— To be done —
Where a line holds the word "object", copy that line.

— Given information —
__________________________________________________

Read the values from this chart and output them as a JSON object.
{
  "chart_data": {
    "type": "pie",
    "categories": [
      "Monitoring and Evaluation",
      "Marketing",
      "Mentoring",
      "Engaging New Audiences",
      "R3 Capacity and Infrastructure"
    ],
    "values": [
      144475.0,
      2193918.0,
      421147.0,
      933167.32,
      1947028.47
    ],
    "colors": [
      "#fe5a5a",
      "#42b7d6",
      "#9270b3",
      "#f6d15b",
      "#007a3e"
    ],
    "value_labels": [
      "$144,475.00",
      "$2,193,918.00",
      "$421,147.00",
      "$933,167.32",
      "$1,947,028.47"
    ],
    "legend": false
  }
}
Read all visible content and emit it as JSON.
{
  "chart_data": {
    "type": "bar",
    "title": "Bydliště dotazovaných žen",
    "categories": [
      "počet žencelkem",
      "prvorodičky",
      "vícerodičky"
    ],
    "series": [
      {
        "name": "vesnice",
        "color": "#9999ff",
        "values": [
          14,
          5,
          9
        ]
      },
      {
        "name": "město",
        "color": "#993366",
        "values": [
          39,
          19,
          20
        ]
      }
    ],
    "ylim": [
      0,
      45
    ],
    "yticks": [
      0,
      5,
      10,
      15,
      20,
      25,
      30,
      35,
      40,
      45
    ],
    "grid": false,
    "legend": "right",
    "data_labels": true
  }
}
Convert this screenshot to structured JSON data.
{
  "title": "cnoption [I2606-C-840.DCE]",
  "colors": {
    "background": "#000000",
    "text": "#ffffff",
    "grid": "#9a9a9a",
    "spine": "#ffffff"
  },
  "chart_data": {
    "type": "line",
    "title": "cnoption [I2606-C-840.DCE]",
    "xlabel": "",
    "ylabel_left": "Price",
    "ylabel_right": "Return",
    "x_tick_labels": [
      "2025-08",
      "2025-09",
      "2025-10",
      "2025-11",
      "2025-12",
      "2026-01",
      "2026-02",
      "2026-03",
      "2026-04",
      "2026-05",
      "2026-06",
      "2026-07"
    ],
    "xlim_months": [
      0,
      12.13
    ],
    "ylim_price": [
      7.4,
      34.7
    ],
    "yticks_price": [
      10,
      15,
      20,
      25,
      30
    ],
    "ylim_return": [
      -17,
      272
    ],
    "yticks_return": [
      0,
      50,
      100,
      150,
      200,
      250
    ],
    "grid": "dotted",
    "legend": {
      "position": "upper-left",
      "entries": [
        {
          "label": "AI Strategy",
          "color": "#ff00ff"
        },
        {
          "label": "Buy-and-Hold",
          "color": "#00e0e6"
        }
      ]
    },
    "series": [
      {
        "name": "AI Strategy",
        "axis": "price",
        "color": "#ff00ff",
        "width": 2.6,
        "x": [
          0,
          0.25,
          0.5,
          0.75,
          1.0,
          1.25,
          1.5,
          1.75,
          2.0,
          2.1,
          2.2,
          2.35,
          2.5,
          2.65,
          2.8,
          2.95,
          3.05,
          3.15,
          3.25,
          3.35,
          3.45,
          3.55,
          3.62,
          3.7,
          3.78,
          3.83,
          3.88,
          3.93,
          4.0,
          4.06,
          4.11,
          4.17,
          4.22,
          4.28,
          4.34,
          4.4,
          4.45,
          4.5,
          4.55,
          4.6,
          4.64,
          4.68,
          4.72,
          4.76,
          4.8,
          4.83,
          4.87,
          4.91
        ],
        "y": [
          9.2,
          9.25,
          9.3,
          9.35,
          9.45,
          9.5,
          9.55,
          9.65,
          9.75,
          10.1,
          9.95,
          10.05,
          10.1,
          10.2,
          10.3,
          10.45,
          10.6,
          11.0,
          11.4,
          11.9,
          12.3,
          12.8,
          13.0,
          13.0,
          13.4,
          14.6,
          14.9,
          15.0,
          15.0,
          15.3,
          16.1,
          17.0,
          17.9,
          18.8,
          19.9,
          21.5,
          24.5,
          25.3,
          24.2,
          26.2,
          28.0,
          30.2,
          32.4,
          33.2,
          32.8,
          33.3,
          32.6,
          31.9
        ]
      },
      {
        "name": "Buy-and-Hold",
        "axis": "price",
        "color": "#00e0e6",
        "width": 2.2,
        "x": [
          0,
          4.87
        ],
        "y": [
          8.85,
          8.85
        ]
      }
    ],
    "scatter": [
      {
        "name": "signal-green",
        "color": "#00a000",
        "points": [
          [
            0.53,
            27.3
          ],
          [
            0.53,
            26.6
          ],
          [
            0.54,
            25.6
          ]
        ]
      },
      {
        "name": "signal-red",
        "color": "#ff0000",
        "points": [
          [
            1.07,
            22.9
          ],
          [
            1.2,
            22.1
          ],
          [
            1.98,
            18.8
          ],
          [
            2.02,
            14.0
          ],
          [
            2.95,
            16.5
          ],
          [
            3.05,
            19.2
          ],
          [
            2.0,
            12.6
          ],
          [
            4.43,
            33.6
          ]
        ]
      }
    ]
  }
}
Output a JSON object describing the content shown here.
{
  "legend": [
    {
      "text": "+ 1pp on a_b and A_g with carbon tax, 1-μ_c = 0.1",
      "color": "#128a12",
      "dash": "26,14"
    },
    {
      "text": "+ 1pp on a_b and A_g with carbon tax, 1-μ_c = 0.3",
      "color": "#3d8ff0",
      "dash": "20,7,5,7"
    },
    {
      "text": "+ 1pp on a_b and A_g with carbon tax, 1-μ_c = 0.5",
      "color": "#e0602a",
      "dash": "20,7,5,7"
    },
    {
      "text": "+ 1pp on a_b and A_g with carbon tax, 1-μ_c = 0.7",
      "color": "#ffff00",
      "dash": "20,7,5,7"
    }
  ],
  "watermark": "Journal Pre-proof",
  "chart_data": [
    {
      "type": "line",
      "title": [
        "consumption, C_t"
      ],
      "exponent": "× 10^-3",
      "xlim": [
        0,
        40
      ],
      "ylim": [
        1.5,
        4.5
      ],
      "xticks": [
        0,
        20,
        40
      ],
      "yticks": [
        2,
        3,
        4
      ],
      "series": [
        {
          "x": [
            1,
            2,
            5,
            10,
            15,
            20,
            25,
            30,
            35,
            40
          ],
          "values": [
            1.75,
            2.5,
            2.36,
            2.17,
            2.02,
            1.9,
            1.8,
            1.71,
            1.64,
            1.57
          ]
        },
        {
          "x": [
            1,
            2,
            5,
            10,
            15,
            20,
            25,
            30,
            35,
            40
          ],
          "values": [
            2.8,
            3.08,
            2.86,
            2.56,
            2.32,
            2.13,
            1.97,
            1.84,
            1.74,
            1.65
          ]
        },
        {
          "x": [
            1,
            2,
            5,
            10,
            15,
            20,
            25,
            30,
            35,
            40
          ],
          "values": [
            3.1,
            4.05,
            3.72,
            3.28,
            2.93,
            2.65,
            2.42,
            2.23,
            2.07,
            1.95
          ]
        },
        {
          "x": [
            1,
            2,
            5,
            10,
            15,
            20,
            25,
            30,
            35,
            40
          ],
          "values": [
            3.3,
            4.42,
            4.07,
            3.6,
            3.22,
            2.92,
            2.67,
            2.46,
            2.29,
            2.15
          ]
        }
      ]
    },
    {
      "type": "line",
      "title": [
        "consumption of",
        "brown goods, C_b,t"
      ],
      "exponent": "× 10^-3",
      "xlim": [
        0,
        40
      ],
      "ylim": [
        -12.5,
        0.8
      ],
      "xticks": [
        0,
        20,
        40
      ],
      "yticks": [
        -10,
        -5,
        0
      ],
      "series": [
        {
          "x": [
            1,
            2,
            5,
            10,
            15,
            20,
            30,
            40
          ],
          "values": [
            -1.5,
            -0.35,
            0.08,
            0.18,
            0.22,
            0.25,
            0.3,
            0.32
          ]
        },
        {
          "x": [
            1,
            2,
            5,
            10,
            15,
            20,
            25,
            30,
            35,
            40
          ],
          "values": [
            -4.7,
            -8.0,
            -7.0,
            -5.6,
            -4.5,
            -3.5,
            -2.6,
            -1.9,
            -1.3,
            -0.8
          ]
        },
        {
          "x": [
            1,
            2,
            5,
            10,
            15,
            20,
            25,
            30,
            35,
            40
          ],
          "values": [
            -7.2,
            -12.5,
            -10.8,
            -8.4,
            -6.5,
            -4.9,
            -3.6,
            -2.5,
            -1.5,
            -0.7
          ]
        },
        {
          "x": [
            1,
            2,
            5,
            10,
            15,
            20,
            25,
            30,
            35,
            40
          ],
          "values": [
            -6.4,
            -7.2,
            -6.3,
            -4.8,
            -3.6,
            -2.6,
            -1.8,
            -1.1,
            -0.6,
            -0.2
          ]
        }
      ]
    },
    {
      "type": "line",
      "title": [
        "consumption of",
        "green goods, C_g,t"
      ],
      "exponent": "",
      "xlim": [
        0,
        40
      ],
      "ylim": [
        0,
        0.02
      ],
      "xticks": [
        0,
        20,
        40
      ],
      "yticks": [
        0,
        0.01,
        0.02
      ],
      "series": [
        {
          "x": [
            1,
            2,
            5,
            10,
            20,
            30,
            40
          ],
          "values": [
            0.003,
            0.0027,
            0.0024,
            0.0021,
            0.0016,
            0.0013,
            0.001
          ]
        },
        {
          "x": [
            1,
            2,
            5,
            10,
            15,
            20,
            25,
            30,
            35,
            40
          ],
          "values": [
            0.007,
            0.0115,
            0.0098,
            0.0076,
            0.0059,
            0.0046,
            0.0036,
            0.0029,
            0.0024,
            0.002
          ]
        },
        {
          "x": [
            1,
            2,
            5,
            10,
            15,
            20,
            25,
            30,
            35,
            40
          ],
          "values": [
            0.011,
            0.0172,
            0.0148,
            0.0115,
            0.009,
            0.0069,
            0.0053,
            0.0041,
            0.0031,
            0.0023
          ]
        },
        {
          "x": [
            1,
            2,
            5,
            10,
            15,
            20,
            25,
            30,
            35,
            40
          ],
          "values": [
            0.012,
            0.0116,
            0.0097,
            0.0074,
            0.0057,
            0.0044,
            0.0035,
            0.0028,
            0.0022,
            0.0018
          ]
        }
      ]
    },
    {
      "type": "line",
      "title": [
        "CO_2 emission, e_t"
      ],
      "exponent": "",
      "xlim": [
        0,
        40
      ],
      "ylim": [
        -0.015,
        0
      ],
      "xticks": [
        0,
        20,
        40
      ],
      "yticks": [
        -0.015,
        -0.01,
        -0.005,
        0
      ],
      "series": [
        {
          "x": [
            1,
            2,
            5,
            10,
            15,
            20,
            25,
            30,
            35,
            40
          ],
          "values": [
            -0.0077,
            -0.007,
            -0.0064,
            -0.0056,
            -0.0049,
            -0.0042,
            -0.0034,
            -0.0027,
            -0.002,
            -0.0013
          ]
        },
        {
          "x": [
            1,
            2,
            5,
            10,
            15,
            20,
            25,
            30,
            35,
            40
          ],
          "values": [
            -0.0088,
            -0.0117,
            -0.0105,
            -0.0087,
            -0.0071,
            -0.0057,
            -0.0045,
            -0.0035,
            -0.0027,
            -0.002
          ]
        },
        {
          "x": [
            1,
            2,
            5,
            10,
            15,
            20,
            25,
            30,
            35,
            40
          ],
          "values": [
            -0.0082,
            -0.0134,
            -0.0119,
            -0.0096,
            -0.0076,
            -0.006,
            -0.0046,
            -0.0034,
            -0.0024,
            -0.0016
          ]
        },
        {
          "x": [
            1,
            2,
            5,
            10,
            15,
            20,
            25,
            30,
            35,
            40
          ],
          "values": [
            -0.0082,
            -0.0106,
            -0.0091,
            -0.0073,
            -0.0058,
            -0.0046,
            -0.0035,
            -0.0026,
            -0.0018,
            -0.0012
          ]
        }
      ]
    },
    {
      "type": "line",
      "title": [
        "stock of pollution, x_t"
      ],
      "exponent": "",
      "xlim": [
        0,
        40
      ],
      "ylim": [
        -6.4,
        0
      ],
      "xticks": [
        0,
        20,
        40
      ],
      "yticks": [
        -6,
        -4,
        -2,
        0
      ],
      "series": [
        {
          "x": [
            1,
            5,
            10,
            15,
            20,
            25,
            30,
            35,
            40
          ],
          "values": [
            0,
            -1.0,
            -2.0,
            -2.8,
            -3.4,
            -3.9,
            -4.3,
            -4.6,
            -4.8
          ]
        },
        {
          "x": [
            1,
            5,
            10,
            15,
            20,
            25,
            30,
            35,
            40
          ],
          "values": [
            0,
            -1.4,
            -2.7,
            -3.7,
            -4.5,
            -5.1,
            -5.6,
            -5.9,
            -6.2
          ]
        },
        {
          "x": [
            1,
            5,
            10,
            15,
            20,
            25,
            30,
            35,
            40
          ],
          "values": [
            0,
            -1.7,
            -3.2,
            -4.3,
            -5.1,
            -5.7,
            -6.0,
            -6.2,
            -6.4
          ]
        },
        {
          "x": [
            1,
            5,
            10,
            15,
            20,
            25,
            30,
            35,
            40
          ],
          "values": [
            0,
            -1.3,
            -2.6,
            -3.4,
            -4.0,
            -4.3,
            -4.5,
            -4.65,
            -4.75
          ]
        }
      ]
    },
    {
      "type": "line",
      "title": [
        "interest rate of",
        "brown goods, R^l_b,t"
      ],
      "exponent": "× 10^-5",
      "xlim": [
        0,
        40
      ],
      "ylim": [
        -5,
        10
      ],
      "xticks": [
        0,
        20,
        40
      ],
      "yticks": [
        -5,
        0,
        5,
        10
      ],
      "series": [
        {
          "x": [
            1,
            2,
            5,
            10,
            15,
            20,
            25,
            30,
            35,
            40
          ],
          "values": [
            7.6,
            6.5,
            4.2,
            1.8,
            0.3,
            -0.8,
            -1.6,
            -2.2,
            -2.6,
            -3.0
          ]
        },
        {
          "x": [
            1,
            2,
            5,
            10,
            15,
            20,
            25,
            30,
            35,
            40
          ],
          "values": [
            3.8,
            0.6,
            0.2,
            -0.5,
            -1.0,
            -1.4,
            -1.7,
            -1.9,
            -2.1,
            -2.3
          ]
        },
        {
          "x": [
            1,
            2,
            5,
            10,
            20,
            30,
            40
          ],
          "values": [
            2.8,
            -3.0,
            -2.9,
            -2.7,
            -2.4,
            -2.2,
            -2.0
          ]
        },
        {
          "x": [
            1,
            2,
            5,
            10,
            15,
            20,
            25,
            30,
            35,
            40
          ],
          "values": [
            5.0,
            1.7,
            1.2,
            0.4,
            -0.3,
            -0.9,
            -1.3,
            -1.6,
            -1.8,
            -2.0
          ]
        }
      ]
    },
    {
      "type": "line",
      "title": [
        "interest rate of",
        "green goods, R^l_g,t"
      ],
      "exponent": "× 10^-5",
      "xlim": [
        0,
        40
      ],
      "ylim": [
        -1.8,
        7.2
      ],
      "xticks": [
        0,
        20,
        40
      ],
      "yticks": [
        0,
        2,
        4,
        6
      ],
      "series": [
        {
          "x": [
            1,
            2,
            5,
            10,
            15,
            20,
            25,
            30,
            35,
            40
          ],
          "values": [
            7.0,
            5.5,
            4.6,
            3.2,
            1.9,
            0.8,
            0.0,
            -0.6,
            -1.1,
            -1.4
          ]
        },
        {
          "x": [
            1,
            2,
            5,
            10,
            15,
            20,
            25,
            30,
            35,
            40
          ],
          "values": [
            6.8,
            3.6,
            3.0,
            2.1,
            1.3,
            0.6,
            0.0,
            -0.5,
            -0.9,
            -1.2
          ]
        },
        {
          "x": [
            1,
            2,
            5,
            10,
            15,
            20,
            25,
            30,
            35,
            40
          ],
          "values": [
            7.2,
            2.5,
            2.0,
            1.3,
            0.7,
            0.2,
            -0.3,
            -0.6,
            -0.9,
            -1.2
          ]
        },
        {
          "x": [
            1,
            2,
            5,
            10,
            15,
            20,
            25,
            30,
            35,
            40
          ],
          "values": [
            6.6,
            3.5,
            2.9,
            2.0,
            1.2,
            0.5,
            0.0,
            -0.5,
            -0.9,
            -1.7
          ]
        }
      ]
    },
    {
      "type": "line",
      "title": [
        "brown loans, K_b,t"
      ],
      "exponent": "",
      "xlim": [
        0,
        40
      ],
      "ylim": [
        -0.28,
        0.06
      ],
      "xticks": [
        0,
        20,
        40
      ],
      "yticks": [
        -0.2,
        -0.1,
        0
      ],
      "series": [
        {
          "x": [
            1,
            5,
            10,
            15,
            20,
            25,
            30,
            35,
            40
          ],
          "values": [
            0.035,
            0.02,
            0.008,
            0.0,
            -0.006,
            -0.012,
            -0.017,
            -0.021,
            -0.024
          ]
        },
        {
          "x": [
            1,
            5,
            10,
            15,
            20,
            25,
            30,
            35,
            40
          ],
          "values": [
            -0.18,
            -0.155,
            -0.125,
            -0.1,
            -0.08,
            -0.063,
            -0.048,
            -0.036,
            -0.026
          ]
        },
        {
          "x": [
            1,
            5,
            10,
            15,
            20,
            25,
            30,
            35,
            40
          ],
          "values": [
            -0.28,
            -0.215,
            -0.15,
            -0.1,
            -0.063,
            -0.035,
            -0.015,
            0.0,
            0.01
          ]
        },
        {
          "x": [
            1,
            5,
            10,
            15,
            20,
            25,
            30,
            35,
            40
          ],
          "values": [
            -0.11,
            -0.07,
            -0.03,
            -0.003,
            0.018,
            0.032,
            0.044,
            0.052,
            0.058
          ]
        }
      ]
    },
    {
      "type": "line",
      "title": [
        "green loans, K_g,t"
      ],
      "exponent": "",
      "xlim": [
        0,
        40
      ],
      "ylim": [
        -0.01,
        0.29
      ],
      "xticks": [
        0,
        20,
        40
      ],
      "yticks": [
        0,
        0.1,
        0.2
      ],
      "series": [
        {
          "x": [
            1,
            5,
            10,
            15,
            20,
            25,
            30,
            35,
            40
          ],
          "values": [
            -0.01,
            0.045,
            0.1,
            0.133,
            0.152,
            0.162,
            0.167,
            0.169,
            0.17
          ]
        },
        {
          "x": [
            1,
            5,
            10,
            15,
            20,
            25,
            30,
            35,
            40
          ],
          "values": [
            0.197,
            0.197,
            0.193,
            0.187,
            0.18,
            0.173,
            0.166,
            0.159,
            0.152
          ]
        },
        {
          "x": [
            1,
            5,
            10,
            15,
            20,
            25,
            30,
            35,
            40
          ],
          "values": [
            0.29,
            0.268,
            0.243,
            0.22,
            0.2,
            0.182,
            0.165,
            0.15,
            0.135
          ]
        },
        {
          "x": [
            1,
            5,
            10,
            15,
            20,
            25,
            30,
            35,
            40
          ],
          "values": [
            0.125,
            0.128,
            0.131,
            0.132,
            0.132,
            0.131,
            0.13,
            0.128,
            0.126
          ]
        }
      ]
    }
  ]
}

__________________________________________________

— Exercise output —
Read the values from this chart and output them as a JSON object.
Output a JSON object describing the content shown here.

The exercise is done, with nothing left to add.